** start **

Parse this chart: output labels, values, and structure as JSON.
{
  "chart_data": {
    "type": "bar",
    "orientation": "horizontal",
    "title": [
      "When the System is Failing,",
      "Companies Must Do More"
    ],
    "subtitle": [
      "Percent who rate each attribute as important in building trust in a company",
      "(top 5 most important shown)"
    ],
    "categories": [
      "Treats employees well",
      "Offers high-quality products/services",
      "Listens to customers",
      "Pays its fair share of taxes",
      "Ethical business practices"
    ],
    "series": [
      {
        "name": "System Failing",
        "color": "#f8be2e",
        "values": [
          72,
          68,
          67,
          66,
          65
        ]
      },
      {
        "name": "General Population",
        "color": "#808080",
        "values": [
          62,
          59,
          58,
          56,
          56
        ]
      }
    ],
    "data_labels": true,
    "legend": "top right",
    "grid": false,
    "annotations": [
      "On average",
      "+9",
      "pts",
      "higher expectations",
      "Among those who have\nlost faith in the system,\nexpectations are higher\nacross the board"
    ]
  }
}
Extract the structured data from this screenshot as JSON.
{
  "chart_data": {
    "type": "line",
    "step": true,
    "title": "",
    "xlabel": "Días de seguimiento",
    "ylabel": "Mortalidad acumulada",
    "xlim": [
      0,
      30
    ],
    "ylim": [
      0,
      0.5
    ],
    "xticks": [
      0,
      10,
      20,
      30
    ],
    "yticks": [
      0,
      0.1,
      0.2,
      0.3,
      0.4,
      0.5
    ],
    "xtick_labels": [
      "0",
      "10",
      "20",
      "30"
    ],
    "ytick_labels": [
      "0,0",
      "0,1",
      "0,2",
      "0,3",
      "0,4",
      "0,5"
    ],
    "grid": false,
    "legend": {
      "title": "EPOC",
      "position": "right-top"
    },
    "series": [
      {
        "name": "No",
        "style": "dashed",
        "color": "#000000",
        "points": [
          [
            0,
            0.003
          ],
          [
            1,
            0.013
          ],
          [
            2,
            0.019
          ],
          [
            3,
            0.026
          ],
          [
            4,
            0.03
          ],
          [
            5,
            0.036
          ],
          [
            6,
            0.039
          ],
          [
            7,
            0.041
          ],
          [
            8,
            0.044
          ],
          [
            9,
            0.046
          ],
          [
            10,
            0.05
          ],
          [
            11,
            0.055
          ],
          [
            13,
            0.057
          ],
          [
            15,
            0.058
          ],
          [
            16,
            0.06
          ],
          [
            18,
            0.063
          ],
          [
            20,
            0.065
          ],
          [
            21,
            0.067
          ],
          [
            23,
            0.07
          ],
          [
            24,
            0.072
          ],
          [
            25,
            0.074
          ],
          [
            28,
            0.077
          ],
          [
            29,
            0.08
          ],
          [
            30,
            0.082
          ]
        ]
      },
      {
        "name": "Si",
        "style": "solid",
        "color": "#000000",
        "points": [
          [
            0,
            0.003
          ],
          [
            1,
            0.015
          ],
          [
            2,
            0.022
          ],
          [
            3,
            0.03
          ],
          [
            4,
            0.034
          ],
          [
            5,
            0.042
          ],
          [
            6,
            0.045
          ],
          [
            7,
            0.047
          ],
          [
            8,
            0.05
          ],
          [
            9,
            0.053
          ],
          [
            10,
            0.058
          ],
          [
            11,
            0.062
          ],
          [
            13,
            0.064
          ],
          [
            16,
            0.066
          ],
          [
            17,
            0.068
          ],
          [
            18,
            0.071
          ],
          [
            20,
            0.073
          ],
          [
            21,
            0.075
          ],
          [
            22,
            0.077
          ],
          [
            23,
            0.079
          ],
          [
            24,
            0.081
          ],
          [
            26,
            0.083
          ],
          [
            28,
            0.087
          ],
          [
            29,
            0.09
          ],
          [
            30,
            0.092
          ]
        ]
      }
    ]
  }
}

** end **

▸ PROMPT
Return each full line of the entries that contains the word "this".

▸ RESPONSE
Parse this chart: output labels, values, and structure as JSON.
Extract the structured data from this screenshot as JSON.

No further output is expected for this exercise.